* [Prompt] Search the records for "Scripts" and copy each line that holds it.

* [Data listing]
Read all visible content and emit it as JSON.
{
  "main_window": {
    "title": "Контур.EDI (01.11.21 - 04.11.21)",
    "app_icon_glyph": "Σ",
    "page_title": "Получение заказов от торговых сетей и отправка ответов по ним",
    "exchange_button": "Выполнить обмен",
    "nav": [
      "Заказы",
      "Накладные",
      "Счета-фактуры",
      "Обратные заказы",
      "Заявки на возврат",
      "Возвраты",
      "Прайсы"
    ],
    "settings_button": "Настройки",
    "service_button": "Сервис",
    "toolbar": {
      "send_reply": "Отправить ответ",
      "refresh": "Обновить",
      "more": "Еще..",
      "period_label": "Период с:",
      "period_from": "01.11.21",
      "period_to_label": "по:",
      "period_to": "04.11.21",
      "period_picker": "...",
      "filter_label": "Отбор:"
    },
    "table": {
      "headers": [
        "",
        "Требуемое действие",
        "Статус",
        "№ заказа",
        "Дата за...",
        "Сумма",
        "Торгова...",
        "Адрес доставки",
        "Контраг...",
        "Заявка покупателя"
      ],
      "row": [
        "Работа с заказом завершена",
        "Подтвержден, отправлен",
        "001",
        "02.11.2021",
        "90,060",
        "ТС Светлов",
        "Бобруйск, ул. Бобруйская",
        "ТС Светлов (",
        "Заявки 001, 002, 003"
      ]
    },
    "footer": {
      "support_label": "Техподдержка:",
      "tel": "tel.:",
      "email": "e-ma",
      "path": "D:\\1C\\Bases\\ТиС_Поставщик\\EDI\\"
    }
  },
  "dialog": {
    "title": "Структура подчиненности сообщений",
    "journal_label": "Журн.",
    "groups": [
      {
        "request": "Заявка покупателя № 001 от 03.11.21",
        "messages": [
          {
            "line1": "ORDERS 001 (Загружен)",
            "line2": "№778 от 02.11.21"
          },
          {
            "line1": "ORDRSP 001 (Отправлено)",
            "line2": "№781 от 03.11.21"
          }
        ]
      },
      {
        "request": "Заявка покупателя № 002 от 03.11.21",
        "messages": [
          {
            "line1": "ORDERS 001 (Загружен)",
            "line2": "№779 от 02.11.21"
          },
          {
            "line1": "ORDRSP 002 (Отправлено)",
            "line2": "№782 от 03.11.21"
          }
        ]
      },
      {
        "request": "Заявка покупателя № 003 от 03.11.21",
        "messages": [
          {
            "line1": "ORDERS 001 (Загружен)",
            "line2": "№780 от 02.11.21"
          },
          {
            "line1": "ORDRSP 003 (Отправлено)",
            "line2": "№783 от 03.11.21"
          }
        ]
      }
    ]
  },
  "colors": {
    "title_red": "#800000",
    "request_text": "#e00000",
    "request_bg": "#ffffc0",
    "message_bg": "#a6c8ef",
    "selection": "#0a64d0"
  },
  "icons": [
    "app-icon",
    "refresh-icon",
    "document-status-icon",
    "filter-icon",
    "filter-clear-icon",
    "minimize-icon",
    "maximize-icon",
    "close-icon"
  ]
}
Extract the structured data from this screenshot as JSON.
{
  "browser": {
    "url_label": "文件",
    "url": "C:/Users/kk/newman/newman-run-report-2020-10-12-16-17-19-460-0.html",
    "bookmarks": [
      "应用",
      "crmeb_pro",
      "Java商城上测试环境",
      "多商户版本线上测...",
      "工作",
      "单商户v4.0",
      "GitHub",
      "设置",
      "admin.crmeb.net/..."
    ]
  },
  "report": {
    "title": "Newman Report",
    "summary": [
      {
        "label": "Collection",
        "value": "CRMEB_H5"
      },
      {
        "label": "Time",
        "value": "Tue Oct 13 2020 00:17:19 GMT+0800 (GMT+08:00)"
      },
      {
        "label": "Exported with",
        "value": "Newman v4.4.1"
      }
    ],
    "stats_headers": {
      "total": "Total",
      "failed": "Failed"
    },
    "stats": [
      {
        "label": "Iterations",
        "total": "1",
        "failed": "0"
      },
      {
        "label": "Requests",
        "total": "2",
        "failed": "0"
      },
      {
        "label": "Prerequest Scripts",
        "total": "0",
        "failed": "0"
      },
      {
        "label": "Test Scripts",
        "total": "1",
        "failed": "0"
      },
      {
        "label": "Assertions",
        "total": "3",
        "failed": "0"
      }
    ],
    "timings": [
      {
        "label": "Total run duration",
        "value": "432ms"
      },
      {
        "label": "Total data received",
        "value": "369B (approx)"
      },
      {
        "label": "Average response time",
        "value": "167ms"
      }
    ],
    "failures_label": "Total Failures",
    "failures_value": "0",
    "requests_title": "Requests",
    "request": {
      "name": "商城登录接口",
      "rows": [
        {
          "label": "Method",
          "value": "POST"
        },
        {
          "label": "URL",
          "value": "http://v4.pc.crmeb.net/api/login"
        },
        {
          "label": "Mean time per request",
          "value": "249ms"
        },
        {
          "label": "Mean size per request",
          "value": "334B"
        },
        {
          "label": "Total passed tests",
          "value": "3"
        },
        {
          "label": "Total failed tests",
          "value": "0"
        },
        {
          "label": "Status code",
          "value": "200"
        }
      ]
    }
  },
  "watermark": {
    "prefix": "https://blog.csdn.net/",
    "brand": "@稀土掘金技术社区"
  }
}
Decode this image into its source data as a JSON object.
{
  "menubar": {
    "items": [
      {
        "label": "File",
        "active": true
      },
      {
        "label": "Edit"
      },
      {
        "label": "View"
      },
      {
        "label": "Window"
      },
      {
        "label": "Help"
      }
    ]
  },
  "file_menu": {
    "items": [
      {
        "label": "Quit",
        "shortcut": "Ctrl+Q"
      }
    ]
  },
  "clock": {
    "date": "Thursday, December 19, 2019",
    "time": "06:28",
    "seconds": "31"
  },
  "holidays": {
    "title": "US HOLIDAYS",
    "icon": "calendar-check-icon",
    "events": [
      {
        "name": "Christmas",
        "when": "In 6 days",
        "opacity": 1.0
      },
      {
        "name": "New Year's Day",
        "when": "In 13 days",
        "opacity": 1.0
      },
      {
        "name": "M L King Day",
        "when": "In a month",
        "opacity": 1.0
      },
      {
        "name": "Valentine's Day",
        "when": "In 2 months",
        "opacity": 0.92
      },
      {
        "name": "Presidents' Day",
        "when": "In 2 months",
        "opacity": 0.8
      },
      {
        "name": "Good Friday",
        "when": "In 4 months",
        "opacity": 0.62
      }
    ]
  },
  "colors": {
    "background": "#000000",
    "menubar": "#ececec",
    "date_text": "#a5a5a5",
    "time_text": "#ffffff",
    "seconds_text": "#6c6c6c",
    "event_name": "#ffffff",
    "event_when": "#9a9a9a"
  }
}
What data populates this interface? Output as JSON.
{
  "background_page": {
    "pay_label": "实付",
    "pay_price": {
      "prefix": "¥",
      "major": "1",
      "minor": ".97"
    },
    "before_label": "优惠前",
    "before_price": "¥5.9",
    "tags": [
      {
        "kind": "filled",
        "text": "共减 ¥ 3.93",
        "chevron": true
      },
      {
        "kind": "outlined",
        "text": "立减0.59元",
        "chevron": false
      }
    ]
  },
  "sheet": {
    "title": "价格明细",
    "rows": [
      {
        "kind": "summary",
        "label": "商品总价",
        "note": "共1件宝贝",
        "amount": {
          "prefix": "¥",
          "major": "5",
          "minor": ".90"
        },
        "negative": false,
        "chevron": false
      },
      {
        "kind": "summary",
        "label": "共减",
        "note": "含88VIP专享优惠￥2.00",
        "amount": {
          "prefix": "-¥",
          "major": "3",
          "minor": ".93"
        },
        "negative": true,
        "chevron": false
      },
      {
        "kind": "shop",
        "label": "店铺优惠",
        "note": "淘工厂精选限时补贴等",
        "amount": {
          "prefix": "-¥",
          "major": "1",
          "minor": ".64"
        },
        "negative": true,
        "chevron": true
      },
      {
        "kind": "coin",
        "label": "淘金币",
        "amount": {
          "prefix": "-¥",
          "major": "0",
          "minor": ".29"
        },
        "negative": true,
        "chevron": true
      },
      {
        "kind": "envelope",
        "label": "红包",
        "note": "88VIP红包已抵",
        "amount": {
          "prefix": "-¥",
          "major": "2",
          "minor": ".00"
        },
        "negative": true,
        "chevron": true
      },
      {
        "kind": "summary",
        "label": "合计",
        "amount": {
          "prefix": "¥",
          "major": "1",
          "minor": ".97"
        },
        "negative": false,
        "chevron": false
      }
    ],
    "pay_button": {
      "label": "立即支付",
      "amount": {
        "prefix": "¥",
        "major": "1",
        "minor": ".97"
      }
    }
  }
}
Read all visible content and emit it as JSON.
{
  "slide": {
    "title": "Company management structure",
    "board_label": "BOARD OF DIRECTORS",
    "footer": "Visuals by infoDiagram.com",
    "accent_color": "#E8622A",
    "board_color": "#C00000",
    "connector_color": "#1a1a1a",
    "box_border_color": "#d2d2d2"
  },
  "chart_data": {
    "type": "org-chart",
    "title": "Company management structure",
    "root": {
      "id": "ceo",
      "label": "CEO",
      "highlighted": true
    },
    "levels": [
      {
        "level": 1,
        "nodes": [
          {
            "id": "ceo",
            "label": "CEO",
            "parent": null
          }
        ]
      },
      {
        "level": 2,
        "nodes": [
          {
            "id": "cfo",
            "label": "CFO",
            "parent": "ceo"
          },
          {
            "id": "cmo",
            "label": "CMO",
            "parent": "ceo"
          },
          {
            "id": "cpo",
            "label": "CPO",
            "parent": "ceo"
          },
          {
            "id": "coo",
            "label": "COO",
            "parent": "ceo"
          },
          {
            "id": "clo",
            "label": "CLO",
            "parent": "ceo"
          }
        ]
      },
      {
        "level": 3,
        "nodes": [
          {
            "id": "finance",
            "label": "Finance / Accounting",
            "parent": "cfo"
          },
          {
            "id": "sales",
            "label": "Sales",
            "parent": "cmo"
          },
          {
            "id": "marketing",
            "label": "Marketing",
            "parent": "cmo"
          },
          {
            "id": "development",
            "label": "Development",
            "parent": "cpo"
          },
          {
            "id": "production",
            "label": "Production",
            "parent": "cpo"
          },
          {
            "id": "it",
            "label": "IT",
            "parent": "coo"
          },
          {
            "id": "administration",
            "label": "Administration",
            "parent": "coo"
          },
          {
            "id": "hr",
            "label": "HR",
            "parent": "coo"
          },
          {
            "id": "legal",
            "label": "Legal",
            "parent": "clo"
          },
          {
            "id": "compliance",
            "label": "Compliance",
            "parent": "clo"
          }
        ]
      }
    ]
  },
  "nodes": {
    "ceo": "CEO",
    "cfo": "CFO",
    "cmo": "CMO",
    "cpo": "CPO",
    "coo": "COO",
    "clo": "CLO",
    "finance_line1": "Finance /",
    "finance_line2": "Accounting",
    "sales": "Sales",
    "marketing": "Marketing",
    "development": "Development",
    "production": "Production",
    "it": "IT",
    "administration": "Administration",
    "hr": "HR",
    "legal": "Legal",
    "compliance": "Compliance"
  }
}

* [Result of the exercise]
        "label": "Prerequest Scripts",
        "label": "Test Scripts",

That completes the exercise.